'''

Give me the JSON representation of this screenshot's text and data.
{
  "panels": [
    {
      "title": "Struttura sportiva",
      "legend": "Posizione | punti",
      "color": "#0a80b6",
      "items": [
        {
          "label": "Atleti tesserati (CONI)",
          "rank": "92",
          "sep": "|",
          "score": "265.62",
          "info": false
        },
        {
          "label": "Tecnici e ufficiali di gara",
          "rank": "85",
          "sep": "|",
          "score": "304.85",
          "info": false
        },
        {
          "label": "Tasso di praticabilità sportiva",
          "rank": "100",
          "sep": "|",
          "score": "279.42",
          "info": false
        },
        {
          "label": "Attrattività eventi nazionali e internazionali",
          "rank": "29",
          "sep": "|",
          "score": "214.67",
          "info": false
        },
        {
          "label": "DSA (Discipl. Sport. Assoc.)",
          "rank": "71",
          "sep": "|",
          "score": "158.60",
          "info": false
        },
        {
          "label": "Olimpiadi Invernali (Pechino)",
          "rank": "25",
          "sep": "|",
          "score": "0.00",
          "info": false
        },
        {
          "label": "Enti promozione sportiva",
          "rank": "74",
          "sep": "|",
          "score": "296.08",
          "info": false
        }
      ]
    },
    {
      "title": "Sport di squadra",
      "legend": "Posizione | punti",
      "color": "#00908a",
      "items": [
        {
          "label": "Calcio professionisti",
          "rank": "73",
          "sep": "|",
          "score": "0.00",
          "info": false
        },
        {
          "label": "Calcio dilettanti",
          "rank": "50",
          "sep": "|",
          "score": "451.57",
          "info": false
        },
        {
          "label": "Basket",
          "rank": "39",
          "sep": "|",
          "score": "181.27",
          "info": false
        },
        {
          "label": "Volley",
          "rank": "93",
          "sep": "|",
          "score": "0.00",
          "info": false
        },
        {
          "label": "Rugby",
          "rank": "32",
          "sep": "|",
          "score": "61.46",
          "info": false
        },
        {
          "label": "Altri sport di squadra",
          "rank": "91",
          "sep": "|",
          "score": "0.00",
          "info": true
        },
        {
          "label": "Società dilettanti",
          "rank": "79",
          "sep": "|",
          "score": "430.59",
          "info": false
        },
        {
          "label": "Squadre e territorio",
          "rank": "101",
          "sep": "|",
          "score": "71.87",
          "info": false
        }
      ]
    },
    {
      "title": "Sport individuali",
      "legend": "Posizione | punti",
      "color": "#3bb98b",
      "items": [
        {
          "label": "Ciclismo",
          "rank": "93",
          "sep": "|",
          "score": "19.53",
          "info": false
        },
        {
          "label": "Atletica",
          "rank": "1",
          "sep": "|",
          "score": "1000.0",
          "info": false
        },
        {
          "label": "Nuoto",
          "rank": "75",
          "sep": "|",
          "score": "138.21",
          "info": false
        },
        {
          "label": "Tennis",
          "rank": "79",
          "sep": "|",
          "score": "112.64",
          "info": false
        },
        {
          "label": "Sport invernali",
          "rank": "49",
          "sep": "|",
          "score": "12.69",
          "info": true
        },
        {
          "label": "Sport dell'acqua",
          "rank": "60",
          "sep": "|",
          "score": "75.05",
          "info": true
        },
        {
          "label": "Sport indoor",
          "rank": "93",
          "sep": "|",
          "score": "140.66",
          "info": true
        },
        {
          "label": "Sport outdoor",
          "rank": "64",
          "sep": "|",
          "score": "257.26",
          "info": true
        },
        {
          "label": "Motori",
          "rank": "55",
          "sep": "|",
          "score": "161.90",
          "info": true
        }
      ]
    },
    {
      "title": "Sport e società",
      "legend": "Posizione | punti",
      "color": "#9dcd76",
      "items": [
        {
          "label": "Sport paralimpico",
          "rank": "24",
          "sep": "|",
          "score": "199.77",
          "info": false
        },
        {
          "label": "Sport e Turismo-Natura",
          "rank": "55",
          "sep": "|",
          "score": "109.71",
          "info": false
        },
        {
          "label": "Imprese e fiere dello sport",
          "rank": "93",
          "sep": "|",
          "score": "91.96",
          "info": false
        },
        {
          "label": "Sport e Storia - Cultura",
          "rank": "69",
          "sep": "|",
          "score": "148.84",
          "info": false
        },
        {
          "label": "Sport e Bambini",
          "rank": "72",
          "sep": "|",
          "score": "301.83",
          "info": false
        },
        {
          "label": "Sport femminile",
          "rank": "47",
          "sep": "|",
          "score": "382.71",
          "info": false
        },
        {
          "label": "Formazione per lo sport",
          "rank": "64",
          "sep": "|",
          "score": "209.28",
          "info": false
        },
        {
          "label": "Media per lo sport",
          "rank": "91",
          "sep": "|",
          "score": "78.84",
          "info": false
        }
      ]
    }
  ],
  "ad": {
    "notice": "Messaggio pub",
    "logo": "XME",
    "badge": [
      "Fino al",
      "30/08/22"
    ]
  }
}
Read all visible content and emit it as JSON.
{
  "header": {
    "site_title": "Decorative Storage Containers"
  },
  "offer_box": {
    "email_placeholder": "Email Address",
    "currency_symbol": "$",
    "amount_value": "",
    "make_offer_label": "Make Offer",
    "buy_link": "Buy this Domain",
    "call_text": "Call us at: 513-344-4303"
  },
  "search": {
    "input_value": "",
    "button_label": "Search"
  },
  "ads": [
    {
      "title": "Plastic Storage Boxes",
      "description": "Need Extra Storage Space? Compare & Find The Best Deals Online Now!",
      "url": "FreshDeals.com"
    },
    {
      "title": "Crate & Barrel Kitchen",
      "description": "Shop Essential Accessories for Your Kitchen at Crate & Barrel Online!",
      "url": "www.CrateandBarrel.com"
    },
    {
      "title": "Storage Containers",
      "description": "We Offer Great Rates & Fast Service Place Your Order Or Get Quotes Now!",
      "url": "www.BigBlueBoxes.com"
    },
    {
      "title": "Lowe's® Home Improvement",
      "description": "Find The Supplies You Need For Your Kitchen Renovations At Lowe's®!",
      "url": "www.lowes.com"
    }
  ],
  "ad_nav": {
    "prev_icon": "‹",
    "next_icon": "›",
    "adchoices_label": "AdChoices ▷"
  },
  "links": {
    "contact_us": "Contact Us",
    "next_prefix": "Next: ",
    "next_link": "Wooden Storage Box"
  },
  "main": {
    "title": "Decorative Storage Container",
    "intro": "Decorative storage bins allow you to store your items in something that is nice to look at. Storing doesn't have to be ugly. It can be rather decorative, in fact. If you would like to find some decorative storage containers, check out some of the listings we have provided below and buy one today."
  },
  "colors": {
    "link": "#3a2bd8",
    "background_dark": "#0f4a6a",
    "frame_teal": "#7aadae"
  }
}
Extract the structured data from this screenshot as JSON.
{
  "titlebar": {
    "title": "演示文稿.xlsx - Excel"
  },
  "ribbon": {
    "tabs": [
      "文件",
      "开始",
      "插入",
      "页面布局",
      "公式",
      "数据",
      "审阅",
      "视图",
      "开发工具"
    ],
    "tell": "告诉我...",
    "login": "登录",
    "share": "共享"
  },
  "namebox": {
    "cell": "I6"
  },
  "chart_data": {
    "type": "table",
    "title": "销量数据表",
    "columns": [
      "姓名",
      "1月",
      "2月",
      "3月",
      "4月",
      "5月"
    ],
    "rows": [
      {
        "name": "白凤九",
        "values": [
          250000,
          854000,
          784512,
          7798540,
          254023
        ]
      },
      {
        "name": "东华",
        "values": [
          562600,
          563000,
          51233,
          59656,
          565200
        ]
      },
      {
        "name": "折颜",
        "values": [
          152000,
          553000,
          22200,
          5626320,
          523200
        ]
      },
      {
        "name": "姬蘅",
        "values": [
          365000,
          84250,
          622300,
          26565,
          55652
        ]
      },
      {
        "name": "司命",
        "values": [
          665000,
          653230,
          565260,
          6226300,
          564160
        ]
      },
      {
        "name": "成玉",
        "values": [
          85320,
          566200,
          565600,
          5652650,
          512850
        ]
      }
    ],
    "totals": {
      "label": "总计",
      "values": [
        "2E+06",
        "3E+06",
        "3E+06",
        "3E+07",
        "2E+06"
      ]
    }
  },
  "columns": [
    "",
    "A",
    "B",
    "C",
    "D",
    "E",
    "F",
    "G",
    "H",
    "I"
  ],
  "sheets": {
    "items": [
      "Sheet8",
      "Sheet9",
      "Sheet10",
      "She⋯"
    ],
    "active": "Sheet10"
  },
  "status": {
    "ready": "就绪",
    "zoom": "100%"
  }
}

'''

> Your objective
Return every line from the records above that holds the word "description".

> Result of the task
      "description": "Need Extra Storage Space? Compare & Find The Best Deals Online Now!",
      "description": "Shop Essential Accessories for Your Kitchen at Crate & Barrel Online!",
      "description": "We Offer Great Rates & Fast Service Place Your Order Or Get Quotes Now!",
      "description": "Find The Supplies You Need For Your Kitchen Renovations At Lowe's®!",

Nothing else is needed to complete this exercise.